## Exercise
Below is a listing. Gather each line of it that contains "suivant".

------ Data lines ------

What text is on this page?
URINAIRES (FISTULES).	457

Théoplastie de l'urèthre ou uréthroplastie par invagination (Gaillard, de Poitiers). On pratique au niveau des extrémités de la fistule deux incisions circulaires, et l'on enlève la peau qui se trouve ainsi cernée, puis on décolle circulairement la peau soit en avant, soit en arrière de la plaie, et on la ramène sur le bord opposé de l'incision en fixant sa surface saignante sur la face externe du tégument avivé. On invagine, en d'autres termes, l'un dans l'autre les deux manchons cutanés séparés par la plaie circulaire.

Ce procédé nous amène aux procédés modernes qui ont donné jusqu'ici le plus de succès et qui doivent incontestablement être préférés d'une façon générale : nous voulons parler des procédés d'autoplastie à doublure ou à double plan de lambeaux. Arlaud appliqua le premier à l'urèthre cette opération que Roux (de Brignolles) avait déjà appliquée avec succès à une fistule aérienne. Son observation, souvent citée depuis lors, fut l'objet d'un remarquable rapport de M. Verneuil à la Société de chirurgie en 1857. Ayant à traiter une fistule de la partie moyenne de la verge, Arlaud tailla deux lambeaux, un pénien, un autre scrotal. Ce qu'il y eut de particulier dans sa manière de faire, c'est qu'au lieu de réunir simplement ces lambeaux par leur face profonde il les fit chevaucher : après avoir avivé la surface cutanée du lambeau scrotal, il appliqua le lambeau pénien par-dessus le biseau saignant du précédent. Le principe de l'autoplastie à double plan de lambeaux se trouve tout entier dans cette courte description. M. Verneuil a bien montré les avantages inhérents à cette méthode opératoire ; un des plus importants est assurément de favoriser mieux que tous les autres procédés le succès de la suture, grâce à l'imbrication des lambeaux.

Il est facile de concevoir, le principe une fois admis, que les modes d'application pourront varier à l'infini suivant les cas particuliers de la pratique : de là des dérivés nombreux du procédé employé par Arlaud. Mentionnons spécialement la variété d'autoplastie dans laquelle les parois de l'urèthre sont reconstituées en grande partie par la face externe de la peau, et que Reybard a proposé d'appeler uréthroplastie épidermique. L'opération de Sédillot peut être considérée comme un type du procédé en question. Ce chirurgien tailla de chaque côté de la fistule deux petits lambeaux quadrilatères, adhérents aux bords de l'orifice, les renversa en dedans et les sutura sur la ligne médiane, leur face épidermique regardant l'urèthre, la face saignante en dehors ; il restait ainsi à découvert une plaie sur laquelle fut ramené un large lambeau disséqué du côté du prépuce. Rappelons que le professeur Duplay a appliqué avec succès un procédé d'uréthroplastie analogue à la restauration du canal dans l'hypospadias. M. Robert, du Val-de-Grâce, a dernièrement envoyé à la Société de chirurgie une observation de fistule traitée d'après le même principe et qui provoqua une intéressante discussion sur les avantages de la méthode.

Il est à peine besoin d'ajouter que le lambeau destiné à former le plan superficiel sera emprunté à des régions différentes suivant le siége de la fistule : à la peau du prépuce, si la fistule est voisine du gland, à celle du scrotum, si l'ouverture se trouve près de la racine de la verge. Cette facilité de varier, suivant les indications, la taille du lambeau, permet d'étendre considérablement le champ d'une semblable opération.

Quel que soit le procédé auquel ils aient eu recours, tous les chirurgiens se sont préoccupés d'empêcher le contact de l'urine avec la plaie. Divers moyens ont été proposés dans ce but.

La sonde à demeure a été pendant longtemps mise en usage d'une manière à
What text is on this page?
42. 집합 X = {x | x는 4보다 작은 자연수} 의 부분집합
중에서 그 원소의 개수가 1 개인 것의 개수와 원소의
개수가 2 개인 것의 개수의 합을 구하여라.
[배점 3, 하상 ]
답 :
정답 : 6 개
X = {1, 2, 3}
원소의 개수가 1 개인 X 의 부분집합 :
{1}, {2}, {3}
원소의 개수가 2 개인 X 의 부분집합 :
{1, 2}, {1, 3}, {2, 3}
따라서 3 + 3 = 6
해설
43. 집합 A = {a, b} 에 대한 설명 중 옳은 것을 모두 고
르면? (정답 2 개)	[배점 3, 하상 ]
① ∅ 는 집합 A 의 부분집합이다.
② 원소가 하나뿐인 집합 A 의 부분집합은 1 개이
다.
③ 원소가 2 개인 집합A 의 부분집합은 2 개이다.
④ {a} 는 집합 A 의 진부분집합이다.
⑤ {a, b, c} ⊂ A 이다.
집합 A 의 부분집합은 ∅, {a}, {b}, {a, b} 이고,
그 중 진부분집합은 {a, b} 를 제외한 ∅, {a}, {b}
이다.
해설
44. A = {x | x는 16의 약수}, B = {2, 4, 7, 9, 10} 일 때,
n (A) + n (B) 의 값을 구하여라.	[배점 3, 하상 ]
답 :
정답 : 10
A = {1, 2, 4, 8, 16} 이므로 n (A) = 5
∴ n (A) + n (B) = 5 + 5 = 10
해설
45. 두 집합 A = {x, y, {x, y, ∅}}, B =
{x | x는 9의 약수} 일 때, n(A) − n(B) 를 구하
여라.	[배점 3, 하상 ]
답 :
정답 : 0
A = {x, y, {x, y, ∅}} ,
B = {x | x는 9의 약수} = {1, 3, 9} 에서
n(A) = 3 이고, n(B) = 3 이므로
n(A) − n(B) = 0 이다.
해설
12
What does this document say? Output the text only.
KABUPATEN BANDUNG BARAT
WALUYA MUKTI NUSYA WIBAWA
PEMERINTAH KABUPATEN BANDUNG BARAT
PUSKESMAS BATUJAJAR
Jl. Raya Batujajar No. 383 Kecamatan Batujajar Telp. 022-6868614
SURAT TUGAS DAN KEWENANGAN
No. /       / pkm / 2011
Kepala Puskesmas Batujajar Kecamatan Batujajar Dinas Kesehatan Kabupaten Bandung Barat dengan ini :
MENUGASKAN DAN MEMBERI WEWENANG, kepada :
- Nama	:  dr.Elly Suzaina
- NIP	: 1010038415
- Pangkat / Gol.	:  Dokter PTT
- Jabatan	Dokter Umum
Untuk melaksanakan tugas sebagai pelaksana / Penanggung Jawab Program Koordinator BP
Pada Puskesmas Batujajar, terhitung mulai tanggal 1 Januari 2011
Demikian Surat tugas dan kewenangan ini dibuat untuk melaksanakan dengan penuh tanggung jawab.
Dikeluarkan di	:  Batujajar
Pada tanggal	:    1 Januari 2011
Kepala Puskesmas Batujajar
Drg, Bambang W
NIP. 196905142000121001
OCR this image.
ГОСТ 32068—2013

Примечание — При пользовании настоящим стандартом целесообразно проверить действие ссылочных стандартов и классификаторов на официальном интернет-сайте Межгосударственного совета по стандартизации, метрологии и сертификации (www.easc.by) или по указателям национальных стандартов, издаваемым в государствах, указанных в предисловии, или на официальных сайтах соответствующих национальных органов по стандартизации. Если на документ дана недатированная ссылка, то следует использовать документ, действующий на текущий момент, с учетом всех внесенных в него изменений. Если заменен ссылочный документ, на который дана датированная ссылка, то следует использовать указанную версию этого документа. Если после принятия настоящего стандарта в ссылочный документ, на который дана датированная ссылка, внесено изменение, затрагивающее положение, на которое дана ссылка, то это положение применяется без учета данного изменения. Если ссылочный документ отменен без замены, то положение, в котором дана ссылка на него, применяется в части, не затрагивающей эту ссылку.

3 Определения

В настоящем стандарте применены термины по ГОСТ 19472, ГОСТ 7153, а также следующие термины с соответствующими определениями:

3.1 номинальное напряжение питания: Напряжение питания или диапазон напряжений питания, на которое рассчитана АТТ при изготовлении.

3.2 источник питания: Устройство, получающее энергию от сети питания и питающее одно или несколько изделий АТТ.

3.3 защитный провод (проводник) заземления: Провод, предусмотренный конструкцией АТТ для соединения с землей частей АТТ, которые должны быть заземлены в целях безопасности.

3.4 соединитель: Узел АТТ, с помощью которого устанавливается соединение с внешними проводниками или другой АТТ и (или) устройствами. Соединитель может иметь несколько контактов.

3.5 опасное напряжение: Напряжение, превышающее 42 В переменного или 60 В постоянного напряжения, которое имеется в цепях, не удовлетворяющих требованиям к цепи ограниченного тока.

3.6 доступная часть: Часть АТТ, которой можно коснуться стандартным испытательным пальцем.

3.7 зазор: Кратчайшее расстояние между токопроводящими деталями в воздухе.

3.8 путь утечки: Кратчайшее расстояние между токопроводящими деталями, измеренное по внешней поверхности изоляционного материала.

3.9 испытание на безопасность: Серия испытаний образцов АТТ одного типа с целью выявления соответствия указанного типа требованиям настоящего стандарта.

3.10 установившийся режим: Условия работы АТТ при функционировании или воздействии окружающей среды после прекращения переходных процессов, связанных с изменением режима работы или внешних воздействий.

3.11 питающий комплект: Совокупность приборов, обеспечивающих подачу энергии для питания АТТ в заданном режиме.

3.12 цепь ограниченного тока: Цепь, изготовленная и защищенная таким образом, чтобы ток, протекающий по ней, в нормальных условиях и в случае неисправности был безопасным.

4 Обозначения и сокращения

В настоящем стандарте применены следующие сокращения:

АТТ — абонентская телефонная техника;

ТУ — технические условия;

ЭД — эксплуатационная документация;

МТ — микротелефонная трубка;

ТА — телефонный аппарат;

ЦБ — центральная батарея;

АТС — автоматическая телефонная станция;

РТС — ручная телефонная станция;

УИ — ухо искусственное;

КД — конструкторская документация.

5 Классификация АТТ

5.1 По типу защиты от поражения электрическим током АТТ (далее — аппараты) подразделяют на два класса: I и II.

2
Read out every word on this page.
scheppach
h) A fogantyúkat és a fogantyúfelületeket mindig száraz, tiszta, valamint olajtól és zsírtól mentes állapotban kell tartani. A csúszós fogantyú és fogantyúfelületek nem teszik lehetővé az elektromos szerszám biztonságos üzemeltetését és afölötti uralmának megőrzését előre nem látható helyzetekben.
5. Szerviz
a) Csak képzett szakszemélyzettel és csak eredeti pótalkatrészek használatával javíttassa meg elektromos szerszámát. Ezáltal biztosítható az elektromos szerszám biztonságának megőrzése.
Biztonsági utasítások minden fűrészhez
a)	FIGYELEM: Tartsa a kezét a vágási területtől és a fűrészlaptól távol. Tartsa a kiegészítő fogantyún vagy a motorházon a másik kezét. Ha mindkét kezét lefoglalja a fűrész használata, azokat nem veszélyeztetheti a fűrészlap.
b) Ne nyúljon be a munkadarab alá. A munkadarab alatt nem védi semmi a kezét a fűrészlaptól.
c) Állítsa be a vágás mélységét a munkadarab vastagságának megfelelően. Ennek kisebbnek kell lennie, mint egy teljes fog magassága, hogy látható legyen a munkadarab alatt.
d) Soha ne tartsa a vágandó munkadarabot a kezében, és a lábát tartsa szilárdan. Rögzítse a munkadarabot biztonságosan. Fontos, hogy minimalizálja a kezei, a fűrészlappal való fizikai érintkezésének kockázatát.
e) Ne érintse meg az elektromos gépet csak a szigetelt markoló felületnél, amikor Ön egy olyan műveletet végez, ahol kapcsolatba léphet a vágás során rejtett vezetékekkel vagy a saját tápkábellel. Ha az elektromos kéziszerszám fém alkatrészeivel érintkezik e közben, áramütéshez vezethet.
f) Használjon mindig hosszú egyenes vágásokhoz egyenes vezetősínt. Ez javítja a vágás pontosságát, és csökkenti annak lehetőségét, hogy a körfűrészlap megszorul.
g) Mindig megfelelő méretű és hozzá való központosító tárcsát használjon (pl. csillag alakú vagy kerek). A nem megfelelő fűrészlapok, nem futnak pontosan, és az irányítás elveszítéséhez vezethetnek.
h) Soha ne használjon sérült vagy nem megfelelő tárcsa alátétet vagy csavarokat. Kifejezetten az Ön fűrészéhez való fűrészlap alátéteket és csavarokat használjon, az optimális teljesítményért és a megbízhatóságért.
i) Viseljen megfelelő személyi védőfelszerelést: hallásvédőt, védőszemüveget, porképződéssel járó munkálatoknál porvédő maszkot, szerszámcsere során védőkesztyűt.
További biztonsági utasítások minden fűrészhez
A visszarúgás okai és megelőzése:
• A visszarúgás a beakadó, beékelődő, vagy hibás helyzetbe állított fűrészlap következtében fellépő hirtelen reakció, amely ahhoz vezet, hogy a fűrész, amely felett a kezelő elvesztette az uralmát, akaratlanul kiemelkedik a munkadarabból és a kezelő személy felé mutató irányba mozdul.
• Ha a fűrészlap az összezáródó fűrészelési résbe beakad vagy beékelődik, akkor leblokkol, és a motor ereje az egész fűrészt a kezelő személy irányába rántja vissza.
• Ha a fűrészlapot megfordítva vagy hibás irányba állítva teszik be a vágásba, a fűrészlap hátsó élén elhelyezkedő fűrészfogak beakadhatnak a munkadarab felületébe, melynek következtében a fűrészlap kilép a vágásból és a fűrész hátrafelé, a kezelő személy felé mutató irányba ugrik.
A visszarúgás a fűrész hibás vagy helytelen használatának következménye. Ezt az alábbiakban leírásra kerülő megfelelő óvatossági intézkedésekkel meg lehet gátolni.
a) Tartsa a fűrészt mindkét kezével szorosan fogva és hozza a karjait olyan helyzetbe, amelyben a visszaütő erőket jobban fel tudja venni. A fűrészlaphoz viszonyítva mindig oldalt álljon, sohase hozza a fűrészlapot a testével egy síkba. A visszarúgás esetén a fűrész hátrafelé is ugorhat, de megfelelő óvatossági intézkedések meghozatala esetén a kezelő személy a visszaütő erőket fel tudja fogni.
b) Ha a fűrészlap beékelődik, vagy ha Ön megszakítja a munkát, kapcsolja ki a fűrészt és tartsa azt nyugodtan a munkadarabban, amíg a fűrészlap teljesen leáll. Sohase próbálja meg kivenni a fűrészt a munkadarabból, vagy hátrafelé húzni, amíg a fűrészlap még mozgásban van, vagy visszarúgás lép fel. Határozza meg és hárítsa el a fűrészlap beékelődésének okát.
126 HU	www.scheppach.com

------

## Exercise output
Il est facile de concevoir, le principe une fois admis, que les modes d'application pourront varier à l'infini suivant les cas particuliers de la pratique : de là des dérivés nombreux du procédé employé par Arlaud. Mentionnons spécialement la variété d'autoplastie dans laquelle les parois de l'urèthre sont reconstituées en grande partie par la face externe de la peau, et que Reybard a proposé d'appeler uréthroplastie épidermique. L'opération de Sédillot peut être considérée comme un type du procédé en question. Ce chirurgien tailla de chaque côté de la fistule deux petits lambeaux quadrilatères, adhérents aux bords de l'orifice, les renversa en dedans et les sutura sur la ligne médiane, leur face épidermique regardant l'urèthre, la face saignante en dehors ; il restait ainsi à découvert une plaie sur laquelle fut ramené un large lambeau disséqué du côté du prépuce. Rappelons que le professeur Duplay a appliqué avec succès un procédé d'uréthroplastie analogue à la restauration du canal dans l'hypospadias. M. Robert, du Val-de-Grâce, a dernièrement envoyé à la Société de chirurgie une observation de fistule traitée d'après le même principe et qui provoqua une intéressante discussion sur les avantages de la méthode.
Il est à peine besoin d'ajouter que le lambeau destiné à former le plan superficiel sera emprunté à des régions différentes suivant le siége de la fistule : à la peau du prépuce, si la fistule est voisine du gland, à celle du scrotum, si l'ouverture se trouve près de la racine de la verge. Cette facilité de varier, suivant les indications, la taille du lambeau, permet d'étendre considérablement le champ d'une semblable opération.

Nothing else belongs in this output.